(Records from a collection)
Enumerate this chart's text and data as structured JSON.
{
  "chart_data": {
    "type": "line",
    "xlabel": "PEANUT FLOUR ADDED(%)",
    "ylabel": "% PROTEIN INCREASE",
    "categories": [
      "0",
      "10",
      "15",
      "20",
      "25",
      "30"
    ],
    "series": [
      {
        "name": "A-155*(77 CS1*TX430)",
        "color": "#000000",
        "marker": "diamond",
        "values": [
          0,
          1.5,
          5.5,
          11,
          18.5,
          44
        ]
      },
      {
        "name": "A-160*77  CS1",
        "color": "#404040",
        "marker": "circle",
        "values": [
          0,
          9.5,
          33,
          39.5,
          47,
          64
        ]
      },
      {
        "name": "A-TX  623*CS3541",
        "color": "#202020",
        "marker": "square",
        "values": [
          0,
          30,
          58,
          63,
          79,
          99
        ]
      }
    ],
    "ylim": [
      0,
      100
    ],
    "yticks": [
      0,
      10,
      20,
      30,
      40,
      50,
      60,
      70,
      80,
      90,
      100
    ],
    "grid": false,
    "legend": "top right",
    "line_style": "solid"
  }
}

WORK INSTRUCTIONS:
Output the data above in full and exactly.

WORKED SOLUTION:
Enumerate this chart's text and data as structured JSON.
{
  "chart_data": {
    "type": "line",
    "xlabel": "PEANUT FLOUR ADDED(%)",
    "ylabel": "% PROTEIN INCREASE",
    "categories": [
      "0",
      "10",
      "15",
      "20",
      "25",
      "30"
    ],
    "series": [
      {
        "name": "A-155*(77 CS1*TX430)",
        "color": "#000000",
        "marker": "diamond",
        "values": [
          0,
          1.5,
          5.5,
          11,
          18.5,
          44
        ]
      },
      {
        "name": "A-160*77  CS1",
        "color": "#404040",
        "marker": "circle",
        "values": [
          0,
          9.5,
          33,
          39.5,
          47,
          64
        ]
      },
      {
        "name": "A-TX  623*CS3541",
        "color": "#202020",
        "marker": "square",
        "values": [
          0,
          30,
          58,
          63,
          79,
          99
        ]
      }
    ],
    "ylim": [
      0,
      100
    ],
    "yticks": [
      0,
      10,
      20,
      30,
      40,
      50,
      60,
      70,
      80,
      90,
      100
    ],
    "grid": false,
    "legend": "top right",
    "line_style": "solid"
  }
}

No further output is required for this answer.